Exercise goal: Give back, word for word, the lines of data from the very first one up to and including the line with "window-controls [4, 9, 22, 13]".

Data entries:
--- start ---
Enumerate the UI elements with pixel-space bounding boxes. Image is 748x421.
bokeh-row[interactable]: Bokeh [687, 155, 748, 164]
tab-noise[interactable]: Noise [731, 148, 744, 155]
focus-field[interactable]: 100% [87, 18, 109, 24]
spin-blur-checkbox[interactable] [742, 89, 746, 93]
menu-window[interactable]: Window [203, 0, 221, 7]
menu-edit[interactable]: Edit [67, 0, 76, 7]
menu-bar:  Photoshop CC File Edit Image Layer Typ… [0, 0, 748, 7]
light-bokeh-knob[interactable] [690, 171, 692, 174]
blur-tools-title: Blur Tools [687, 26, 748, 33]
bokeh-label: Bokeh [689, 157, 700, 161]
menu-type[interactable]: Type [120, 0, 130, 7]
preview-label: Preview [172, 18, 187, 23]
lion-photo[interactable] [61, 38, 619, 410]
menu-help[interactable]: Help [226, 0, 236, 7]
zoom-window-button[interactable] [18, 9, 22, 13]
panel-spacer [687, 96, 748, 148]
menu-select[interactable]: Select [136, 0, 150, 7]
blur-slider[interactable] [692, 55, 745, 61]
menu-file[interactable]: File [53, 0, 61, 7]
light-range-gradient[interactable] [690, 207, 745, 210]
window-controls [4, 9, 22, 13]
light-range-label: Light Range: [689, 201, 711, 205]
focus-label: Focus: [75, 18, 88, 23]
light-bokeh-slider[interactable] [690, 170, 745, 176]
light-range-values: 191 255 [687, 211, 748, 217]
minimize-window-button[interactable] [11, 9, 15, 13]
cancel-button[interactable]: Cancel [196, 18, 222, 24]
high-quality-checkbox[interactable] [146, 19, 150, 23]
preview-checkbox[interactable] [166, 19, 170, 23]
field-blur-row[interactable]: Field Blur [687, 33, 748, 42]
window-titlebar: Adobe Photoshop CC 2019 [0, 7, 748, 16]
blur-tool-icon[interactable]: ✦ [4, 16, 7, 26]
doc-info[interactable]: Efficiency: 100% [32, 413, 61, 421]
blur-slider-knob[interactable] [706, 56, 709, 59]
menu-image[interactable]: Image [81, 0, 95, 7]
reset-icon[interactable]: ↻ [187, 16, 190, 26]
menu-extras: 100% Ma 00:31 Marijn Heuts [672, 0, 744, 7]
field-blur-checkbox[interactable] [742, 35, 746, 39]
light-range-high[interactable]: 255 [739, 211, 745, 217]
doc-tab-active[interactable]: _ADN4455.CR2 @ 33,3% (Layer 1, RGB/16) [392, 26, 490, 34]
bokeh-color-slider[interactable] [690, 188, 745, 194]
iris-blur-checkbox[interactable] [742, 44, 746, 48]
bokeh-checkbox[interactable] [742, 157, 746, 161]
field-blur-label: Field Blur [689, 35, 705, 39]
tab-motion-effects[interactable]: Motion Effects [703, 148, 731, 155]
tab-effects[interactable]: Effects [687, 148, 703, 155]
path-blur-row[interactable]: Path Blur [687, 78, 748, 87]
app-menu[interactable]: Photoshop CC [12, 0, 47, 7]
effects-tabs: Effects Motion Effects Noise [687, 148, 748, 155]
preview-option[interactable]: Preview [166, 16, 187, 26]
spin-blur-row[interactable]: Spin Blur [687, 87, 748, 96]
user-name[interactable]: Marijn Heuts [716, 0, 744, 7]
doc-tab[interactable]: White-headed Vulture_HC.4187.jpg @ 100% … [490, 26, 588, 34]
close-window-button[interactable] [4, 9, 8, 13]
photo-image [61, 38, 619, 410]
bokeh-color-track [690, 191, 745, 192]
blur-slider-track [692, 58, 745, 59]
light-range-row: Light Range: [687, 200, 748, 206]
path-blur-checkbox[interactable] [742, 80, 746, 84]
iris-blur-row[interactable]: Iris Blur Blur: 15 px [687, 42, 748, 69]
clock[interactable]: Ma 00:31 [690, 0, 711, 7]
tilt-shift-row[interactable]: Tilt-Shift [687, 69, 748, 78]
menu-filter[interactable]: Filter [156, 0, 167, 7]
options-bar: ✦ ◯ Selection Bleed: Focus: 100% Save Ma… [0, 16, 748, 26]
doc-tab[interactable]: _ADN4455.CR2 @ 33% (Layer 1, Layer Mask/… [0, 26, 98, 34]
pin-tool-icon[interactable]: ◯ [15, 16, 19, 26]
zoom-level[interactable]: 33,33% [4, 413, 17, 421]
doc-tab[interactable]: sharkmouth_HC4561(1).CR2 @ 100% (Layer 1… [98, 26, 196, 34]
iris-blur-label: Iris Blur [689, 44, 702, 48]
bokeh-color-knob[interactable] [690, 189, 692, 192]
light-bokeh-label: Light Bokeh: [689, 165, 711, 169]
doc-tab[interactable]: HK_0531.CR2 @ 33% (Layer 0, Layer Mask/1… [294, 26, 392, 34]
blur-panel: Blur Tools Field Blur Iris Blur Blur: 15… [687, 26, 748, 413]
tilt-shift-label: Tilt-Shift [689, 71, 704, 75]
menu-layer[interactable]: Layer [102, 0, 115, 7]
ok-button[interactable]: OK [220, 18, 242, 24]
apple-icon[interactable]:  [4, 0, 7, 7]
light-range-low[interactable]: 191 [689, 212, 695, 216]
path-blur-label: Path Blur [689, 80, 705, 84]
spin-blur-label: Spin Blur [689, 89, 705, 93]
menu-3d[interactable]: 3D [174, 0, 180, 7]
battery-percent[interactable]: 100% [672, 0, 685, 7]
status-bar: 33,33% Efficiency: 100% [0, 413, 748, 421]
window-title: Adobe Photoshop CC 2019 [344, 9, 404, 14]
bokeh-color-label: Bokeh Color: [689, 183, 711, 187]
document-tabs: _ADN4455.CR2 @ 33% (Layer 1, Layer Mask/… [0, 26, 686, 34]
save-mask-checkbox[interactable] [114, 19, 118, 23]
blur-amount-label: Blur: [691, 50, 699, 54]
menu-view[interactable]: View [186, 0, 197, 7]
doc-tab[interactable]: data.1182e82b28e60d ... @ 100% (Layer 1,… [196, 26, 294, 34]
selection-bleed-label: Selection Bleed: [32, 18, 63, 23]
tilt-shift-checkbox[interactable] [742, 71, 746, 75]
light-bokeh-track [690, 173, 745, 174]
--- end ---
Exercise output:
Enumerate the UI elements with pixel-space bounding boxes. Image is 748x421.
bokeh-row[interactable]: Bokeh [687, 155, 748, 164]
tab-noise[interactable]: Noise [731, 148, 744, 155]
focus-field[interactable]: 100% [87, 18, 109, 24]
spin-blur-checkbox[interactable] [742, 89, 746, 93]
menu-window[interactable]: Window [203, 0, 221, 7]
menu-edit[interactable]: Edit [67, 0, 76, 7]
menu-bar:  Photoshop CC File Edit Image Layer Typ… [0, 0, 748, 7]
light-bokeh-knob[interactable] [690, 171, 692, 174]
blur-tools-title: Blur Tools [687, 26, 748, 33]
bokeh-label: Bokeh [689, 157, 700, 161]
menu-type[interactable]: Type [120, 0, 130, 7]
preview-label: Preview [172, 18, 187, 23]
lion-photo[interactable] [61, 38, 619, 410]
menu-help[interactable]: Help [226, 0, 236, 7]
zoom-window-button[interactable] [18, 9, 22, 13]
panel-spacer [687, 96, 748, 148]
menu-select[interactable]: Select [136, 0, 150, 7]
blur-slider[interactable] [692, 55, 745, 61]
menu-file[interactable]: File [53, 0, 61, 7]
light-range-gradient[interactable] [690, 207, 745, 210]
window-controls [4, 9, 22, 13]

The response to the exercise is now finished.